** BEGIN **

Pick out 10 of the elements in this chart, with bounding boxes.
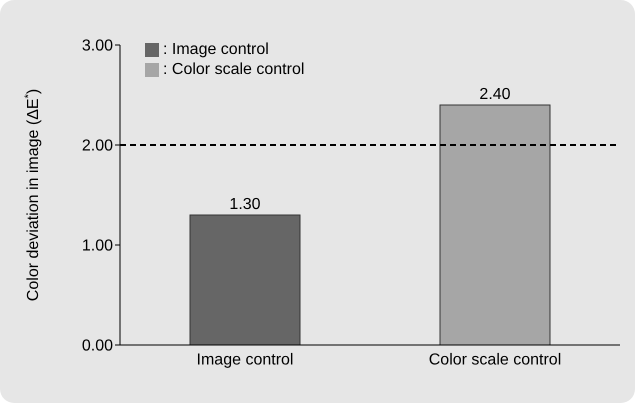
- legend-label: : Image control: [163, 41, 269, 58]
- legend-label: : Color scale control: [163, 61, 304, 78]
- data-label: 2.40: [479, 86, 511, 103]
- y-tick-label: 0.00: [82, 338, 114, 355]
- x-tick-label: Color scale control: [428, 351, 562, 368]
- data-label: 1.30: [229, 196, 261, 213]
- y-tick-label: 3.00: [82, 38, 114, 55]
- y-tick-label: 2.00: [82, 138, 114, 155]
- y-tick-label: 1.00: [82, 238, 114, 255]
- x-tick-label: Image control: [196, 351, 294, 368]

** END **

__AIM__
Turn every line of the records above into one numbered list, skipping any blank lines and leaving out the pictures.

__RESULT OF THIS EXERCISE__
1. Pick out 10 of the elements in this chart, with bounding boxes.
2. - legend-label: : Image control: [163, 41, 269, 58]
3. - legend-label: : Color scale control: [163, 61, 304, 78]
4. - data-label: 2.40: [479, 86, 511, 103]
5. - y-tick-label: 0.00: [82, 338, 114, 355]
6. - x-tick-label: Color scale control: [428, 351, 562, 368]
7. - data-label: 1.30: [229, 196, 261, 213]
8. - y-tick-label: 3.00: [82, 38, 114, 55]
9. - y-tick-label: 2.00: [82, 138, 114, 155]
10. - y-tick-label: 1.00: [82, 238, 114, 255]
11. - x-tick-label: Image control: [196, 351, 294, 368]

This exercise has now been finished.